◆ **WHAT THE TASK ASKS**:
Every line with the string "Pearl" should be gathered.

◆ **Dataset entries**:
----

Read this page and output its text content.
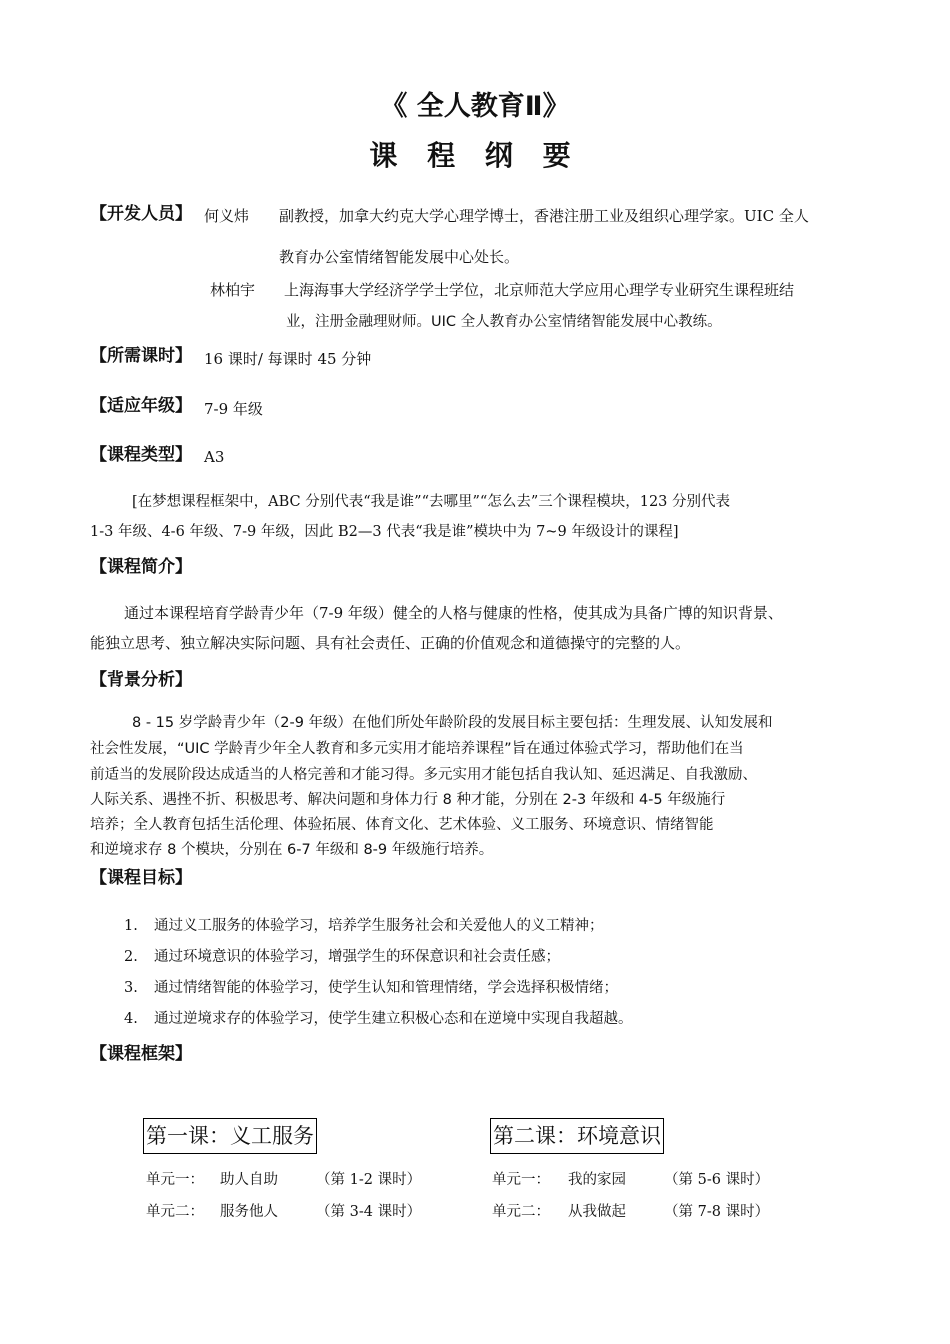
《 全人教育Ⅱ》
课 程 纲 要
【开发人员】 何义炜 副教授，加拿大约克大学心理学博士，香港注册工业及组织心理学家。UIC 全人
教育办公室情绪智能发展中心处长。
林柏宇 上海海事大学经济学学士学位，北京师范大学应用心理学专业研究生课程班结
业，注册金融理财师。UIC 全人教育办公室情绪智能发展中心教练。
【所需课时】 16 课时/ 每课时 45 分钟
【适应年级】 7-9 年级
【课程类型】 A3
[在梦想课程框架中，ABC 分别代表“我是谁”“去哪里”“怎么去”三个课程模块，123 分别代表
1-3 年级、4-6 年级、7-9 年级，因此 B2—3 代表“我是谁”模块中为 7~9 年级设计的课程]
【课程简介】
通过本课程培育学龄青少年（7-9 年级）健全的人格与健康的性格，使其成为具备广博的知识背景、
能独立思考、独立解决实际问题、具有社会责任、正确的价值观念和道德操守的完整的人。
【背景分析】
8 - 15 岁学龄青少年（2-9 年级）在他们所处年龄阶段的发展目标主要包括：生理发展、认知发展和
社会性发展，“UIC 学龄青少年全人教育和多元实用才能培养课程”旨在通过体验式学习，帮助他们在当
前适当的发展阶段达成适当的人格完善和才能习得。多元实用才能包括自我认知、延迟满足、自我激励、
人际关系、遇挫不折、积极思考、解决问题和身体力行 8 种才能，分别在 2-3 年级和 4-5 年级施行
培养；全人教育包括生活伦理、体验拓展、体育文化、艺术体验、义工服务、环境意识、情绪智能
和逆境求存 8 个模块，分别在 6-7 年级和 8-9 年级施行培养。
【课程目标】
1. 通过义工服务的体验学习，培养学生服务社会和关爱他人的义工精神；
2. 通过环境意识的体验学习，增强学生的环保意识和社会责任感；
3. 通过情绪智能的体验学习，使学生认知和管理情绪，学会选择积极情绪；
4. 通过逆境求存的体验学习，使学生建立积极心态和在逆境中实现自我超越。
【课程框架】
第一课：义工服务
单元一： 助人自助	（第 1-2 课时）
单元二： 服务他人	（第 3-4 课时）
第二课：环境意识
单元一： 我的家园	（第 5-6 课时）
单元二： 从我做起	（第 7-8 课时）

----

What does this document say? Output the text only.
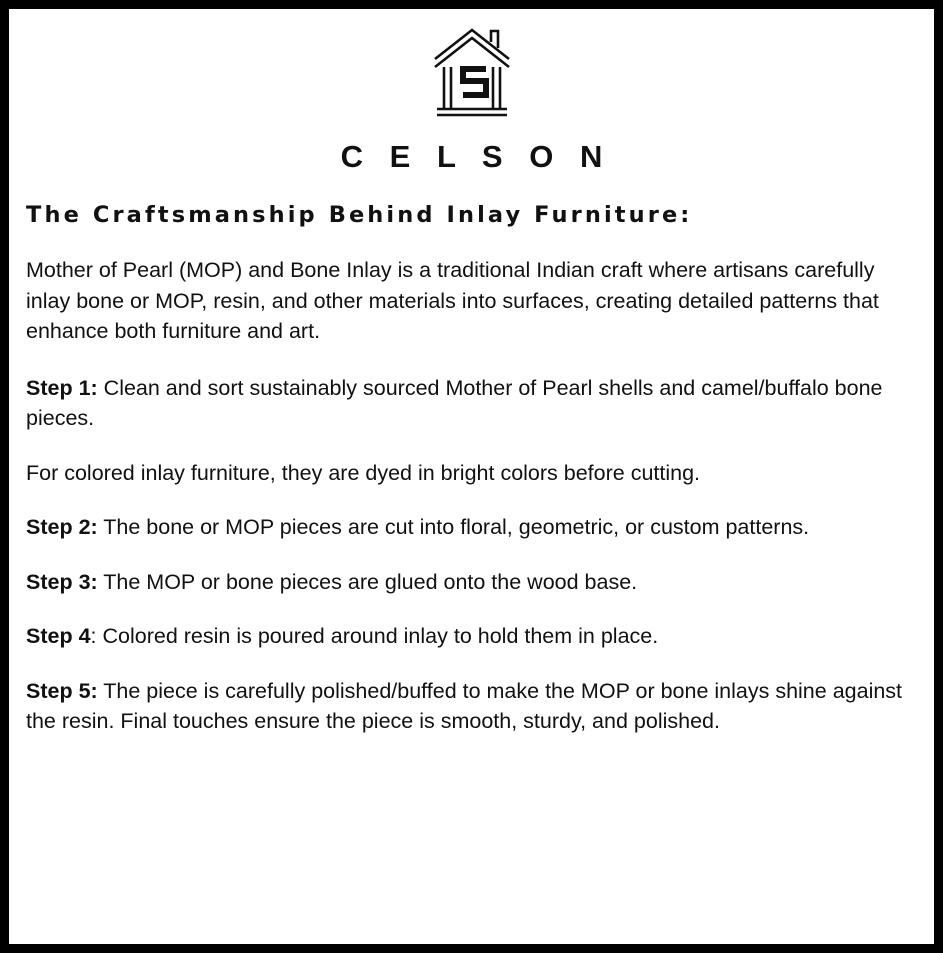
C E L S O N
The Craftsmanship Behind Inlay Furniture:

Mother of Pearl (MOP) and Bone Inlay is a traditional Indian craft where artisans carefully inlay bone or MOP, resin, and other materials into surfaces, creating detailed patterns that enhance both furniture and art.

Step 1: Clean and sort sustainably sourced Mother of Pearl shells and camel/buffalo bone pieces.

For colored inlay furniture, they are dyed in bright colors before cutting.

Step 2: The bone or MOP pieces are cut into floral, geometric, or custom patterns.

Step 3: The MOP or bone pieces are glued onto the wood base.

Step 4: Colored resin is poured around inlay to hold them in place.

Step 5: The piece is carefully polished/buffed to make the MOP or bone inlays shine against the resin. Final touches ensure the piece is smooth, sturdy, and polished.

----

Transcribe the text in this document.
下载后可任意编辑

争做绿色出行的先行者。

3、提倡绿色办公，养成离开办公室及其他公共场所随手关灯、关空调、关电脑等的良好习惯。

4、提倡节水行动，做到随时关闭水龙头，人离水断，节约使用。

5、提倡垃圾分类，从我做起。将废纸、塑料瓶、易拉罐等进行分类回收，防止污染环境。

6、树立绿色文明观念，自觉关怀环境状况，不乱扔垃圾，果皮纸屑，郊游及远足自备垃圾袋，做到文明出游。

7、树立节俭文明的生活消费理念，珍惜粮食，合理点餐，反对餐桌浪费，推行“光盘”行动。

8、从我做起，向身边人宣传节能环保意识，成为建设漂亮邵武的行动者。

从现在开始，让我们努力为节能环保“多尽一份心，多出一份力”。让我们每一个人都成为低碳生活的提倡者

----

◆ **WORKED ANSWER**:
Mother of Pearl (MOP) and Bone Inlay is a traditional Indian craft where artisans carefully inlay bone or MOP, resin, and other materials into surfaces, creating detailed patterns that enhance both furniture and art.
Step 1: Clean and sort sustainably sourced Mother of Pearl shells and camel/buffalo bone pieces.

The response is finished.